Count the lines below that contain the word "Claudio", and reply with that number alone.

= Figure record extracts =
---+---

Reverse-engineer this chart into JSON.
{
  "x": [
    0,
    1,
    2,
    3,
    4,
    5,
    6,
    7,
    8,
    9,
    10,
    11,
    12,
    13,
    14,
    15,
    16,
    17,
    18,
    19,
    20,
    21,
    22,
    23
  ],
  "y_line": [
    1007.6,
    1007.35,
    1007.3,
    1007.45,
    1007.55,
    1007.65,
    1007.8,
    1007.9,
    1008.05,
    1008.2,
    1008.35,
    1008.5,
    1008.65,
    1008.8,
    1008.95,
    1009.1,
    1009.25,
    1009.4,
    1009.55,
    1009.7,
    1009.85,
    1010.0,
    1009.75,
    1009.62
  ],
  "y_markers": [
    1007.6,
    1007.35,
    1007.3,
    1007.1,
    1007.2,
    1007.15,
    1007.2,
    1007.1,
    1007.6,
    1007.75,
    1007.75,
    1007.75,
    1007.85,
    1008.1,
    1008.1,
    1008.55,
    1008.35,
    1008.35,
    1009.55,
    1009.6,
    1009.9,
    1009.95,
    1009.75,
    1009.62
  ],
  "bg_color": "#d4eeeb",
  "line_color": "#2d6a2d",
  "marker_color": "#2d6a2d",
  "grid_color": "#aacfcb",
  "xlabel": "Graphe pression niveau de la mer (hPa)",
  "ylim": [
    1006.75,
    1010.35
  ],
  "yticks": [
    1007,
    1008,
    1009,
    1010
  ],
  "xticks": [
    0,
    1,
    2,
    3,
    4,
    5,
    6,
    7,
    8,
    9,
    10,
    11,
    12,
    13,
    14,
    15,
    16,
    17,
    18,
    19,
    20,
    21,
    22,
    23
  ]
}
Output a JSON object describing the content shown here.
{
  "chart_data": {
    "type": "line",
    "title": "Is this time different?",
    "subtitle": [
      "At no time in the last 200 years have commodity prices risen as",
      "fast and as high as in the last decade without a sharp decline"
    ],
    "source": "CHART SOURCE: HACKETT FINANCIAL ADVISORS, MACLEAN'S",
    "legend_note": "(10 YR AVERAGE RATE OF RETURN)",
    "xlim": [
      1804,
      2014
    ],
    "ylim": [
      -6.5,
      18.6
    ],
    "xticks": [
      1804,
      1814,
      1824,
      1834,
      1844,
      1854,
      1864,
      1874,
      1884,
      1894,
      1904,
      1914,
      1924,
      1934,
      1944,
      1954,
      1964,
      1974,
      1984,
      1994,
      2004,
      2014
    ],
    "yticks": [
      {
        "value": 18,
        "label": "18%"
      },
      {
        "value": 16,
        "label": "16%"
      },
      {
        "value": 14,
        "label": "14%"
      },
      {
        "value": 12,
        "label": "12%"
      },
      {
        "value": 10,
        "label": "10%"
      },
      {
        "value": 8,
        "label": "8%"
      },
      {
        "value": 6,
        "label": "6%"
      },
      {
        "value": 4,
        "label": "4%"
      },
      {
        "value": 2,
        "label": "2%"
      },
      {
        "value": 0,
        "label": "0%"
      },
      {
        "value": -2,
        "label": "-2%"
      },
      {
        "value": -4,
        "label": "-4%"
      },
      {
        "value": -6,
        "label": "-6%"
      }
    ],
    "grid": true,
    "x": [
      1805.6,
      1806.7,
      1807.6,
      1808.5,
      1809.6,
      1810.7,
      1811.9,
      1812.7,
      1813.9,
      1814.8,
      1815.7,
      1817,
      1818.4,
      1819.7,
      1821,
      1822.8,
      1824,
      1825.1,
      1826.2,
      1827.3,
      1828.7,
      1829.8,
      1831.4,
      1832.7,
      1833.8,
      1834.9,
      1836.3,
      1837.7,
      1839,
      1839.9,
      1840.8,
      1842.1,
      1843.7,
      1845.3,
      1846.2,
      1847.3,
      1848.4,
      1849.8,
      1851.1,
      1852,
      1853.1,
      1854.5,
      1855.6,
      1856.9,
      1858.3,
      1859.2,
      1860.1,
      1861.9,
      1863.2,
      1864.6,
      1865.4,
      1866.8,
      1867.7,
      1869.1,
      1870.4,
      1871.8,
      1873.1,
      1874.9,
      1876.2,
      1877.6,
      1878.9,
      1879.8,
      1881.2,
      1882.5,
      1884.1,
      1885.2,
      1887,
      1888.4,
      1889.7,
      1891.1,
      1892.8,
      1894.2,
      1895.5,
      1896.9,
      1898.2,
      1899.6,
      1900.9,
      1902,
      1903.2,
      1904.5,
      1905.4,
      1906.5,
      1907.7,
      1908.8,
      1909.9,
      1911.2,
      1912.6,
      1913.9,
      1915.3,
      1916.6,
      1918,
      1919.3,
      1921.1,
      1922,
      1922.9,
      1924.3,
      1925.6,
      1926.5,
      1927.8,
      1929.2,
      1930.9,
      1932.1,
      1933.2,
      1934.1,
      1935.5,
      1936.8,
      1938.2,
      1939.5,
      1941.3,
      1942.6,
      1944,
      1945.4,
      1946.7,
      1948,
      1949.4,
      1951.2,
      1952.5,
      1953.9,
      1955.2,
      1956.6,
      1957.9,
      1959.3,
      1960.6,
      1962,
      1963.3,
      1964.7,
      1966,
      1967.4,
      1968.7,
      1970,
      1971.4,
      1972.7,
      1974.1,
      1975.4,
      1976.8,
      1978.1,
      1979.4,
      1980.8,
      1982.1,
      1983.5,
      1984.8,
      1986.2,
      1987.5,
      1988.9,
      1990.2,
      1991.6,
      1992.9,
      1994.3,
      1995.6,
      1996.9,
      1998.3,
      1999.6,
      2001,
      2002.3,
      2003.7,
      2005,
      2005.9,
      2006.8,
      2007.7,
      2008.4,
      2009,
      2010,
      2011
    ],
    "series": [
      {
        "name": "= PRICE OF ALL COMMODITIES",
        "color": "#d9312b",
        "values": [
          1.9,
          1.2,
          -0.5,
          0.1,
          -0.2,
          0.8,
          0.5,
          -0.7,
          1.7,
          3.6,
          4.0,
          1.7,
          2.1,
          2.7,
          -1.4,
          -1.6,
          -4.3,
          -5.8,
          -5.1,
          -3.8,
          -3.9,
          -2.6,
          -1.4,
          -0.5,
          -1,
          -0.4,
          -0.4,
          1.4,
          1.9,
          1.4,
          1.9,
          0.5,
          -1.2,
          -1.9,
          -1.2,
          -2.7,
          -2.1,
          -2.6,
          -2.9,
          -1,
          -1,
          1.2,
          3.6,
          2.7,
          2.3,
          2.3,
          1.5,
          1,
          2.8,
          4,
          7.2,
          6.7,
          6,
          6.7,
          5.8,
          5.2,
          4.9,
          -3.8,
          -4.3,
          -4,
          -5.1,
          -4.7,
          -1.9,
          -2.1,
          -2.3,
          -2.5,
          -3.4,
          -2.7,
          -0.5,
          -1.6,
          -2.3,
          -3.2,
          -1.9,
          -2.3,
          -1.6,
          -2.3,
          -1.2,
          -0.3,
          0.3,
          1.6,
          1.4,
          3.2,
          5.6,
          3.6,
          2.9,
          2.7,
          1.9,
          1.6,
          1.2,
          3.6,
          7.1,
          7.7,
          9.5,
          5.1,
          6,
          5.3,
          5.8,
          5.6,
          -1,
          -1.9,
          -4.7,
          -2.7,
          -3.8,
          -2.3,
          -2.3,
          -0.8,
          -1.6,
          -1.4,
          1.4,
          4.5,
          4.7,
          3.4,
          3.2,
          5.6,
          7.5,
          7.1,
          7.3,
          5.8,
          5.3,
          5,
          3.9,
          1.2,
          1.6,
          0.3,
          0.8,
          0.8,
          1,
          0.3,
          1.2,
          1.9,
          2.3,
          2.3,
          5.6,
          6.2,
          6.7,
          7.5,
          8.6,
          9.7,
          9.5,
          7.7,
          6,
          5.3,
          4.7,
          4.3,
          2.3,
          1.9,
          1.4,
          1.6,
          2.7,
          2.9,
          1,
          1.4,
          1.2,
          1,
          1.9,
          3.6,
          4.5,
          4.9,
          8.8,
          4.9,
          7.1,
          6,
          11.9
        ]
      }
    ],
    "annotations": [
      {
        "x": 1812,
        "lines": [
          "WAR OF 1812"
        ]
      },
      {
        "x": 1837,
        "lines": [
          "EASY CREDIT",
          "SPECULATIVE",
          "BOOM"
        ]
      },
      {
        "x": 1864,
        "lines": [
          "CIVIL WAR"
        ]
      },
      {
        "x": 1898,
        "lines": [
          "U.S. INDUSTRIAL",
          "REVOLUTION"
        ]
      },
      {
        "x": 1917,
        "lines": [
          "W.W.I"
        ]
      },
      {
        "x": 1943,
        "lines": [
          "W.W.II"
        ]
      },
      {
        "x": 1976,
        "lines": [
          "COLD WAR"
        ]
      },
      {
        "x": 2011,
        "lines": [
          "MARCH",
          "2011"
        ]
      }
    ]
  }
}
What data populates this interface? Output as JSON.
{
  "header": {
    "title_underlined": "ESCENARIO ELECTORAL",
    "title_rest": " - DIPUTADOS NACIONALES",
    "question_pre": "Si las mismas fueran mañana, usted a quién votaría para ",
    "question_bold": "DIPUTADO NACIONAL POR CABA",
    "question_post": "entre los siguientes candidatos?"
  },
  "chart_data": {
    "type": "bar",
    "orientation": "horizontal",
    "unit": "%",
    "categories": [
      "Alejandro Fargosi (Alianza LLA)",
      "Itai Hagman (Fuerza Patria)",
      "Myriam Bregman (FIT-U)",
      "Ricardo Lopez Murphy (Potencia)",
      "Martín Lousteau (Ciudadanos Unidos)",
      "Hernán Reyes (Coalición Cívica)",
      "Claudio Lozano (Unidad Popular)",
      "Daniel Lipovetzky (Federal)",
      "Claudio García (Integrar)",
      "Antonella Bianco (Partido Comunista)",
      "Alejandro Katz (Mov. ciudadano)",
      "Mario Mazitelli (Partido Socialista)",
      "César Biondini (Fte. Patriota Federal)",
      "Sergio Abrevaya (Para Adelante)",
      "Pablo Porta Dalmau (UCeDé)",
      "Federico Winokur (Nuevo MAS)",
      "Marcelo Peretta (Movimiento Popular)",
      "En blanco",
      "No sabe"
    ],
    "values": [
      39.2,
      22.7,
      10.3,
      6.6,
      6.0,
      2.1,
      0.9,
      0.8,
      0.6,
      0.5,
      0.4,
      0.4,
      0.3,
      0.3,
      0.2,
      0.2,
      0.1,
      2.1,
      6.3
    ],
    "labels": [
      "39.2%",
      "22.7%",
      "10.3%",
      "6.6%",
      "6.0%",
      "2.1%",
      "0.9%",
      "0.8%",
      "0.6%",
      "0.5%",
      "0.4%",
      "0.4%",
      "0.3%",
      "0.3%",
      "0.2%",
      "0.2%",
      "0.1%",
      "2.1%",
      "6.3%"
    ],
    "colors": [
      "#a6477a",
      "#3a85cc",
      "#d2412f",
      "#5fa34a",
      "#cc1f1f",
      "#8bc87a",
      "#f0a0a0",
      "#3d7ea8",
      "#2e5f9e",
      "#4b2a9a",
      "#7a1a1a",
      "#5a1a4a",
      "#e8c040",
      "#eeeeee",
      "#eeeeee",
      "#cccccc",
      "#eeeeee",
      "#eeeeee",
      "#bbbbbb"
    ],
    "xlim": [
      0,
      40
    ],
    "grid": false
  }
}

---+---

= COMPLETE RESPONSE =
2